• _REQUIREMENTS_
All entries must be repeated exactly; do not include the pictures.

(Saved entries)
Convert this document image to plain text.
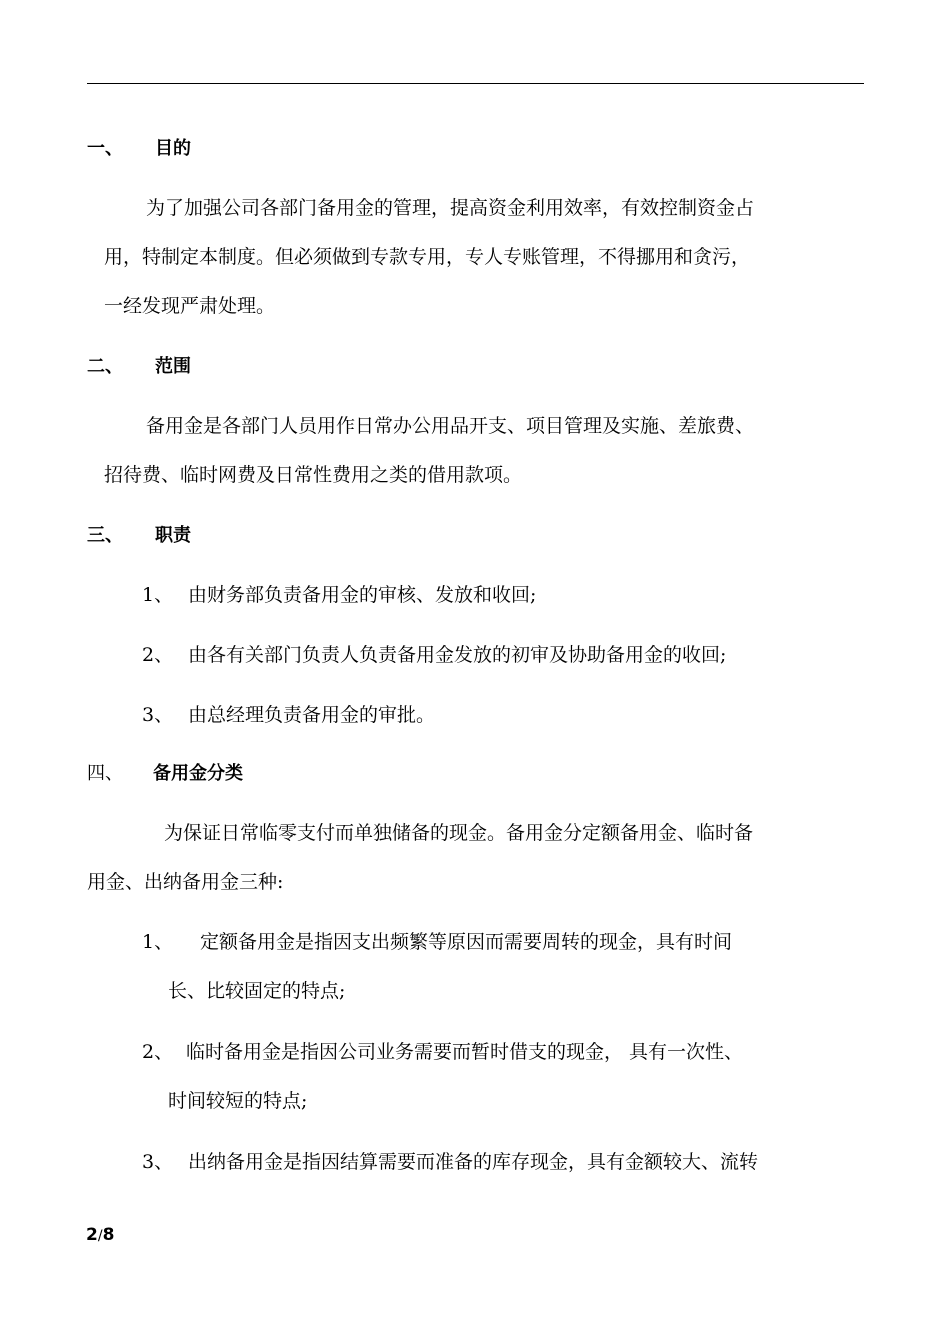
一、 目的
为了加强公司各部门备用金的管理，提高资金利用效率，有效控制资金占
用，特制定本制度。但必须做到专款专用，专人专账管理，不得挪用和贪污，
一经发现严肃处理。
二、 范围
备用金是各部门人员用作日常办公用品开支、项目管理及实施、差旅费、
招待费、临时网费及日常性费用之类的借用款项。
三、 职责
1、 由财务部负责备用金的审核、发放和收回;
2、 由各有关部门负责人负责备用金发放的初审及协助备用金的收回;
3、 由总经理负责备用金的审批。
四、 备用金分类
为保证日常临零支付而单独储备的现金。备用金分定额备用金、临时备
用金、出纳备用金三种:
1、 定额备用金是指因支出频繁等原因而需要周转的现金，具有时间
长、比较固定的特点;
2、 临时备用金是指因公司业务需要而暂时借支的现金， 具有一次性、
时间较短的特点;
3、 出纳备用金是指因结算需要而准备的库存现金，具有金额较大、流转
2/8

• _THE OUTPUT_
Convert this document image to plain text.
一、 目的
为了加强公司各部门备用金的管理，提高资金利用效率，有效控制资金占
用，特制定本制度。但必须做到专款专用，专人专账管理，不得挪用和贪污，
一经发现严肃处理。
二、 范围
备用金是各部门人员用作日常办公用品开支、项目管理及实施、差旅费、
招待费、临时网费及日常性费用之类的借用款项。
三、 职责
1、 由财务部负责备用金的审核、发放和收回;
2、 由各有关部门负责人负责备用金发放的初审及协助备用金的收回;
3、 由总经理负责备用金的审批。
四、 备用金分类
为保证日常临零支付而单独储备的现金。备用金分定额备用金、临时备
用金、出纳备用金三种:
1、 定额备用金是指因支出频繁等原因而需要周转的现金，具有时间
长、比较固定的特点;
2、 临时备用金是指因公司业务需要而暂时借支的现金， 具有一次性、
时间较短的特点;
3、 出纳备用金是指因结算需要而准备的库存现金，具有金额较大、流转
2/8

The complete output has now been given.